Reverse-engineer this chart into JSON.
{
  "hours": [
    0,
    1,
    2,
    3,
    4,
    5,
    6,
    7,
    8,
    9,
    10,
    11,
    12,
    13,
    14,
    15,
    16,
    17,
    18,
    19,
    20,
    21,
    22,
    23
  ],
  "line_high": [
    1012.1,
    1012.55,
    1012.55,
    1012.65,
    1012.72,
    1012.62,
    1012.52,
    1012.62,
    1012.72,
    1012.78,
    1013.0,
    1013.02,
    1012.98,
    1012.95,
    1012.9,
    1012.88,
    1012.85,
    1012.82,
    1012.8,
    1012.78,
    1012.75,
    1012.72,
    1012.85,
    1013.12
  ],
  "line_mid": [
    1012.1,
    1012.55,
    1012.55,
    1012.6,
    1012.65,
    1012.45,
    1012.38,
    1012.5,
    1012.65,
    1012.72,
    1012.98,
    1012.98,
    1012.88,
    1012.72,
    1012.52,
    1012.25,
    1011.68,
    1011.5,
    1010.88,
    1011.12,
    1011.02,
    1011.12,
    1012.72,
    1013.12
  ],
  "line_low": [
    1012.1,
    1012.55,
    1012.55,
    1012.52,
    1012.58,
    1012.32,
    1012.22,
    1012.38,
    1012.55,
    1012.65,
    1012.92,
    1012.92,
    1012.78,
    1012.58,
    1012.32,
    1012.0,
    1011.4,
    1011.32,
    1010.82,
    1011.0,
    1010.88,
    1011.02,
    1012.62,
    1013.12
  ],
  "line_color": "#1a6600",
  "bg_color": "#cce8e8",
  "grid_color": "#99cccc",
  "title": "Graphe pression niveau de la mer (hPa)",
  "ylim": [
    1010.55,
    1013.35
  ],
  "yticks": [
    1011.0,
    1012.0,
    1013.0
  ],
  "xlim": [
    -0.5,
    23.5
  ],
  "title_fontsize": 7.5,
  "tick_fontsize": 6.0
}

**Instruction:** Above are some records; extract every one of them exactly.

**Problem solution:**
Reverse-engineer this chart into JSON.
{
  "hours": [
    0,
    1,
    2,
    3,
    4,
    5,
    6,
    7,
    8,
    9,
    10,
    11,
    12,
    13,
    14,
    15,
    16,
    17,
    18,
    19,
    20,
    21,
    22,
    23
  ],
  "line_high": [
    1012.1,
    1012.55,
    1012.55,
    1012.65,
    1012.72,
    1012.62,
    1012.52,
    1012.62,
    1012.72,
    1012.78,
    1013.0,
    1013.02,
    1012.98,
    1012.95,
    1012.9,
    1012.88,
    1012.85,
    1012.82,
    1012.8,
    1012.78,
    1012.75,
    1012.72,
    1012.85,
    1013.12
  ],
  "line_mid": [
    1012.1,
    1012.55,
    1012.55,
    1012.6,
    1012.65,
    1012.45,
    1012.38,
    1012.5,
    1012.65,
    1012.72,
    1012.98,
    1012.98,
    1012.88,
    1012.72,
    1012.52,
    1012.25,
    1011.68,
    1011.5,
    1010.88,
    1011.12,
    1011.02,
    1011.12,
    1012.72,
    1013.12
  ],
  "line_low": [
    1012.1,
    1012.55,
    1012.55,
    1012.52,
    1012.58,
    1012.32,
    1012.22,
    1012.38,
    1012.55,
    1012.65,
    1012.92,
    1012.92,
    1012.78,
    1012.58,
    1012.32,
    1012.0,
    1011.4,
    1011.32,
    1010.82,
    1011.0,
    1010.88,
    1011.02,
    1012.62,
    1013.12
  ],
  "line_color": "#1a6600",
  "bg_color": "#cce8e8",
  "grid_color": "#99cccc",
  "title": "Graphe pression niveau de la mer (hPa)",
  "ylim": [
    1010.55,
    1013.35
  ],
  "yticks": [
    1011.0,
    1012.0,
    1013.0
  ],
  "xlim": [
    -0.5,
    23.5
  ],
  "title_fontsize": 7.5,
  "tick_fontsize": 6.0
}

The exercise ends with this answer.